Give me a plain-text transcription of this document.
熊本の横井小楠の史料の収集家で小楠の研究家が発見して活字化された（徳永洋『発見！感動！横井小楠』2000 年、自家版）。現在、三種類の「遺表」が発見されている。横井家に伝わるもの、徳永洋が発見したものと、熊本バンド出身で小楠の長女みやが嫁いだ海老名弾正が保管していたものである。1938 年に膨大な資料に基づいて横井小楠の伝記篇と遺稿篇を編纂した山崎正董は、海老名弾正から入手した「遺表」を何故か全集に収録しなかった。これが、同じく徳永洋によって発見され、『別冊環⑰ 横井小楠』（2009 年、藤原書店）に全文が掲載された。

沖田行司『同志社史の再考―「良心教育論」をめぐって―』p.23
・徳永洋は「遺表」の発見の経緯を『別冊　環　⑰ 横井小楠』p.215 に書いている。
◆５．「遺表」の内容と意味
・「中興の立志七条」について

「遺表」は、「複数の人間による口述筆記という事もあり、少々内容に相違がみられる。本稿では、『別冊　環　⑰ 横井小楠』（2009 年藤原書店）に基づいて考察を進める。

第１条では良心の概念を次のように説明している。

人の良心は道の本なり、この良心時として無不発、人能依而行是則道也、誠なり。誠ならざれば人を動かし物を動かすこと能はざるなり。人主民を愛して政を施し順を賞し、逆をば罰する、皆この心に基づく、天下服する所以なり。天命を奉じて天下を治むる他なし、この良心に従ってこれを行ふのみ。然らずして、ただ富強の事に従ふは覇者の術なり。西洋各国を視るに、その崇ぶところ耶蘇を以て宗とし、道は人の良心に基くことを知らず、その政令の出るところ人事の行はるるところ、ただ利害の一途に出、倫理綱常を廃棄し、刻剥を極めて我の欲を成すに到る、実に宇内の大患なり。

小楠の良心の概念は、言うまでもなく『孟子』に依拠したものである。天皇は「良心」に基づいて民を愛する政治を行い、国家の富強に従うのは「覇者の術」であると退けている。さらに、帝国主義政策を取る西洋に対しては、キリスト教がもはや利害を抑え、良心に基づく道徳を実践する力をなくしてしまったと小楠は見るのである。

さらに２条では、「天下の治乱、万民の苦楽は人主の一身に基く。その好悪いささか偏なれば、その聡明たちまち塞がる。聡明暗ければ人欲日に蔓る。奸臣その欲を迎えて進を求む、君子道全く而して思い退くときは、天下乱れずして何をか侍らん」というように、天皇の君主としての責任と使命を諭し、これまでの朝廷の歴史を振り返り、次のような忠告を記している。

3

***

# Goal
Reproduce each record exactly, leaving nothing out.

# Completed task
Give me a plain-text transcription of this document.
熊本の横井小楠の史料の収集家で小楠の研究家が発見して活字化された（徳永洋『発見！感動！横井小楠』2000 年、自家版）。現在、三種類の「遺表」が発見されている。横井家に伝わるもの、徳永洋が発見したものと、熊本バンド出身で小楠の長女みやが嫁いだ海老名弾正が保管していたものである。1938 年に膨大な資料に基づいて横井小楠の伝記篇と遺稿篇を編纂した山崎正董は、海老名弾正から入手した「遺表」を何故か全集に収録しなかった。これが、同じく徳永洋によって発見され、『別冊環⑰ 横井小楠』（2009 年、藤原書店）に全文が掲載された。

沖田行司『同志社史の再考―「良心教育論」をめぐって―』p.23
・徳永洋は「遺表」の発見の経緯を『別冊　環　⑰ 横井小楠』p.215 に書いている。
◆５．「遺表」の内容と意味
・「中興の立志七条」について

「遺表」は、「複数の人間による口述筆記という事もあり、少々内容に相違がみられる。本稿では、『別冊　環　⑰ 横井小楠』（2009 年藤原書店）に基づいて考察を進める。

第１条では良心の概念を次のように説明している。

人の良心は道の本なり、この良心時として無不発、人能依而行是則道也、誠なり。誠ならざれば人を動かし物を動かすこと能はざるなり。人主民を愛して政を施し順を賞し、逆をば罰する、皆この心に基づく、天下服する所以なり。天命を奉じて天下を治むる他なし、この良心に従ってこれを行ふのみ。然らずして、ただ富強の事に従ふは覇者の術なり。西洋各国を視るに、その崇ぶところ耶蘇を以て宗とし、道は人の良心に基くことを知らず、その政令の出るところ人事の行はるるところ、ただ利害の一途に出、倫理綱常を廃棄し、刻剥を極めて我の欲を成すに到る、実に宇内の大患なり。

小楠の良心の概念は、言うまでもなく『孟子』に依拠したものである。天皇は「良心」に基づいて民を愛する政治を行い、国家の富強に従うのは「覇者の術」であると退けている。さらに、帝国主義政策を取る西洋に対しては、キリスト教がもはや利害を抑え、良心に基づく道徳を実践する力をなくしてしまったと小楠は見るのである。

さらに２条では、「天下の治乱、万民の苦楽は人主の一身に基く。その好悪いささか偏なれば、その聡明たちまち塞がる。聡明暗ければ人欲日に蔓る。奸臣その欲を迎えて進を求む、君子道全く而して思い退くときは、天下乱れずして何をか侍らん」というように、天皇の君主としての責任と使命を諭し、これまでの朝廷の歴史を振り返り、次のような忠告を記している。

3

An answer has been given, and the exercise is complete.